[INSTRUCTION]
Copy out all lines in the data below containing the string "JSON".

[GIVEN DATA]
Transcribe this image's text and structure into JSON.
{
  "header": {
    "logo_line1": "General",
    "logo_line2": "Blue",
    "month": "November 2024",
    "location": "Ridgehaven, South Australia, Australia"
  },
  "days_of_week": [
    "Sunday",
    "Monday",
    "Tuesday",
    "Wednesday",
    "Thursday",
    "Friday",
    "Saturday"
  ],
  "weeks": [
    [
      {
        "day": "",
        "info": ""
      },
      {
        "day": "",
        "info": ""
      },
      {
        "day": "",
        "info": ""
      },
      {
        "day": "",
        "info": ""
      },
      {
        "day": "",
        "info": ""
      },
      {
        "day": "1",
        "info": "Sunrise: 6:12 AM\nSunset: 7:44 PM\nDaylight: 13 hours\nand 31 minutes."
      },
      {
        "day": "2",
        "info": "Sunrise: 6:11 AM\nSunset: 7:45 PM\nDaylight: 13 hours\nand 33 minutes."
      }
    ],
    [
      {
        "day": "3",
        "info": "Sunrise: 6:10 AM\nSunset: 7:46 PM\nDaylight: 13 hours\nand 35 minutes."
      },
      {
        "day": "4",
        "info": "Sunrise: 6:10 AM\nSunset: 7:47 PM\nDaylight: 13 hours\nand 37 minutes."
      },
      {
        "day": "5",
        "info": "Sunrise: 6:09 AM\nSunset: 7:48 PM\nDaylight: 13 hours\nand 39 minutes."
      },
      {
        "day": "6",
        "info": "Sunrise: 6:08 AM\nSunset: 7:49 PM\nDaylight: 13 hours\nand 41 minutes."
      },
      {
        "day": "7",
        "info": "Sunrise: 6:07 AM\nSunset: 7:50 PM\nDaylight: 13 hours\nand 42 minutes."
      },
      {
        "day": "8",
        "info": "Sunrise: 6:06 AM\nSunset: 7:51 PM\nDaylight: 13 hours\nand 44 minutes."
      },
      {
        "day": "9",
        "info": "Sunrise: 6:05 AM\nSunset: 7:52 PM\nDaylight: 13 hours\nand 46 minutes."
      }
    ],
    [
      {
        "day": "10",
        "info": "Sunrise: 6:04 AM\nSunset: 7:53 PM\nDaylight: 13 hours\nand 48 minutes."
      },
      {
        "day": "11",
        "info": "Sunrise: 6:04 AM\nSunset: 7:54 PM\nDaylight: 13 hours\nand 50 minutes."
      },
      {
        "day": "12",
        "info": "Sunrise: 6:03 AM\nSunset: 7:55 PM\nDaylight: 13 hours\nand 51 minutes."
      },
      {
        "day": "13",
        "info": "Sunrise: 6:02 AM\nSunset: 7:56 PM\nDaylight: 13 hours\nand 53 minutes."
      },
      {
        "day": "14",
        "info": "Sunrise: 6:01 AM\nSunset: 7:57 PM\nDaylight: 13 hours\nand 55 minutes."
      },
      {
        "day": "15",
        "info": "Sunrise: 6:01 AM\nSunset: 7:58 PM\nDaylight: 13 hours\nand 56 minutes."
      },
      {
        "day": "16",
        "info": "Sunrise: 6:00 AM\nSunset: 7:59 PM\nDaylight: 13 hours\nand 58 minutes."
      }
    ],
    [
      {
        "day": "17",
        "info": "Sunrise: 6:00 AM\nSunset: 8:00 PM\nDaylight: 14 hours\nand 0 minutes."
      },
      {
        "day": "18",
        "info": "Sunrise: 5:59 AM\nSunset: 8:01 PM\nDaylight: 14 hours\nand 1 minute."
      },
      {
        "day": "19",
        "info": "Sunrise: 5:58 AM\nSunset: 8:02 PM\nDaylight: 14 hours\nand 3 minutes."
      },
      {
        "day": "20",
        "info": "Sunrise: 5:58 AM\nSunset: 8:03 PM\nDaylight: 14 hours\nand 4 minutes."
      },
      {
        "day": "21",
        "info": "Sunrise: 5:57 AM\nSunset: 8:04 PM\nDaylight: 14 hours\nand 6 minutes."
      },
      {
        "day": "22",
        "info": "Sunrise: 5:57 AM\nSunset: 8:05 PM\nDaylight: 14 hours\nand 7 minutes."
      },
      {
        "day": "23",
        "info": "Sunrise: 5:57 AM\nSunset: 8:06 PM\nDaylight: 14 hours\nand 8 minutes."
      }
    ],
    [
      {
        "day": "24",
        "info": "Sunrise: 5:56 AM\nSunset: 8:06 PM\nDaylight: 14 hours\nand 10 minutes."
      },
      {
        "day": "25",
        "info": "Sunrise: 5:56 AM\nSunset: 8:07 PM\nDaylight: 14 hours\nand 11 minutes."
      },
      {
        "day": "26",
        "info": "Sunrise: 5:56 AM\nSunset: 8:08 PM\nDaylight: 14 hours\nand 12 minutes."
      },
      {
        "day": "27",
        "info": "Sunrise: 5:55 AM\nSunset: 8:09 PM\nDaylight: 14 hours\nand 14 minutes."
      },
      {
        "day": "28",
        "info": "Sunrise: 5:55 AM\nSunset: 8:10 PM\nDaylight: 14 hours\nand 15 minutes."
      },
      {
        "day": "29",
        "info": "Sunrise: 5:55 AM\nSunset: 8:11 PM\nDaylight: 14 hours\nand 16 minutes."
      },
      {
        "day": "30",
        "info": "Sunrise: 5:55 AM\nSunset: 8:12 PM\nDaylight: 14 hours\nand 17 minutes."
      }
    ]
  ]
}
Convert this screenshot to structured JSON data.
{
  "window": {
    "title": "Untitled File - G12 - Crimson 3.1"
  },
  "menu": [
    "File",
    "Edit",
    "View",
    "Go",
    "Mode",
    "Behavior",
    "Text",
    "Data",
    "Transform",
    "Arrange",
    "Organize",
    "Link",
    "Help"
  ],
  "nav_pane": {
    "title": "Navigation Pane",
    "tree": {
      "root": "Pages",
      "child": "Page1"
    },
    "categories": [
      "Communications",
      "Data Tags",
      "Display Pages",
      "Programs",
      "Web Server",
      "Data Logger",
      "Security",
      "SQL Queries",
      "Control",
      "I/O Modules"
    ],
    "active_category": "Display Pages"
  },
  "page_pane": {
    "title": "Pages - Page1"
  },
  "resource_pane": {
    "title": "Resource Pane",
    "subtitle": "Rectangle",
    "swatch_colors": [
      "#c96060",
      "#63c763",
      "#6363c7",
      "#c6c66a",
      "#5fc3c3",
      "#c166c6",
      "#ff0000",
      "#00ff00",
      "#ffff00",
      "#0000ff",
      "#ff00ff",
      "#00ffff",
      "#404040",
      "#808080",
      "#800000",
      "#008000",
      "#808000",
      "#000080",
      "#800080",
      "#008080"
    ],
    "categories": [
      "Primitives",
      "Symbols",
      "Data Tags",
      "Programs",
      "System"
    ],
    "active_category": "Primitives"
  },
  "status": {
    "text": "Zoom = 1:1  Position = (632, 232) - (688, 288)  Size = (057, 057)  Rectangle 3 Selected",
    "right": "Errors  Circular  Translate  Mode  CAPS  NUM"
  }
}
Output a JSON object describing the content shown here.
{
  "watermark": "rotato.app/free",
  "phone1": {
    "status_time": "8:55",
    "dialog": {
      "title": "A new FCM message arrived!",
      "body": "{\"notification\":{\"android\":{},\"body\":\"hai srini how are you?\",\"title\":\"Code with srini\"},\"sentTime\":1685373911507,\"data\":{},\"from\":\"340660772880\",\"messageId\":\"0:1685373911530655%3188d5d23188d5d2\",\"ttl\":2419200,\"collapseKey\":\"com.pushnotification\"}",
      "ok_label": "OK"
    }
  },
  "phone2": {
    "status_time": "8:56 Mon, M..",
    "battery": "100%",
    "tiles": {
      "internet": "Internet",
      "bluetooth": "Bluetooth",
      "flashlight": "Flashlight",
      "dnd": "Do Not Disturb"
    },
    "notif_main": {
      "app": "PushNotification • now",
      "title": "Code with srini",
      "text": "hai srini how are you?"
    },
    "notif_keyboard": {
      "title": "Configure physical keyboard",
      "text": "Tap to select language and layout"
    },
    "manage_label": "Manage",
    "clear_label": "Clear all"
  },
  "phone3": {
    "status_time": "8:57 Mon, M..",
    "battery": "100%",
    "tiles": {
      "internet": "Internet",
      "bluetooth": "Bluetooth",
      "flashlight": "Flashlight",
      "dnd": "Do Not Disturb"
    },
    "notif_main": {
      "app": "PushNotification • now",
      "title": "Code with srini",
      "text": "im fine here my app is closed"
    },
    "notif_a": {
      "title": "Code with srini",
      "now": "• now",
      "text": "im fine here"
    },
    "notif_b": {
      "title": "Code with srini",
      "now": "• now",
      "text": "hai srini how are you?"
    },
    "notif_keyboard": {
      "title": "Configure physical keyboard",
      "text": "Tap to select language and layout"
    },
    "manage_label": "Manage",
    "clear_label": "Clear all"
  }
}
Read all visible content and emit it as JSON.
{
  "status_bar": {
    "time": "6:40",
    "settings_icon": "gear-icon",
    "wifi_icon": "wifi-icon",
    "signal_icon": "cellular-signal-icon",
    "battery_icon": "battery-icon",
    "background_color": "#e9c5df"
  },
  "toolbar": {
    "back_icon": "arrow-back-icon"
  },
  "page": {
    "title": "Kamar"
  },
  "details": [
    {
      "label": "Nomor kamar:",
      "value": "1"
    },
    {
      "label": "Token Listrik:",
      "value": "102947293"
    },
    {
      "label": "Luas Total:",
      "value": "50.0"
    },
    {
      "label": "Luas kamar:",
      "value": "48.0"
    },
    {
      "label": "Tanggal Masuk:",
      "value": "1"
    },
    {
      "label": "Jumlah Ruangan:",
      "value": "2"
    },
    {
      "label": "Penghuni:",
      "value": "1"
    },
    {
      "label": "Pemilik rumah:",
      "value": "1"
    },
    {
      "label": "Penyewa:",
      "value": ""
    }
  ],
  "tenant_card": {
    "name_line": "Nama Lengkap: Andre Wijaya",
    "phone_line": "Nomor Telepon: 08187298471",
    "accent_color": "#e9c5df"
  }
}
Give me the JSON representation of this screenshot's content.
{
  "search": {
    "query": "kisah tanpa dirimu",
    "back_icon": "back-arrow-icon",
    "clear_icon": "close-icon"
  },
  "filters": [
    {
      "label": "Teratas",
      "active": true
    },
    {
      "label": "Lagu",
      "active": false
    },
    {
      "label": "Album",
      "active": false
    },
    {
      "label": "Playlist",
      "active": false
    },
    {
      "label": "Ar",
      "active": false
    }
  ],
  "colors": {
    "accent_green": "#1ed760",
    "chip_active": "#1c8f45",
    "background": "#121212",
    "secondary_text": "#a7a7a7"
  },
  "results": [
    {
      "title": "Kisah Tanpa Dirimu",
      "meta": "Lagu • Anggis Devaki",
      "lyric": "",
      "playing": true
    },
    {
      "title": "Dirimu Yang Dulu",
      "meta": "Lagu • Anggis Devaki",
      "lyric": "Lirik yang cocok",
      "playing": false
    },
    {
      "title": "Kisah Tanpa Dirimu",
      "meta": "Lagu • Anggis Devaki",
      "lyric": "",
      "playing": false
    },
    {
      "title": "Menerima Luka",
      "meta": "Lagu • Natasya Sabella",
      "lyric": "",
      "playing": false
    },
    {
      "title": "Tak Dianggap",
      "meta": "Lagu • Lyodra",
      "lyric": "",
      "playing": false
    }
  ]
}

[FINAL RESULT]
Transcribe this image's text and structure into JSON.
Convert this screenshot to structured JSON data.
Output a JSON object describing the content shown here.
Read all visible content and emit it as JSON.
Give me the JSON representation of this screenshot's content.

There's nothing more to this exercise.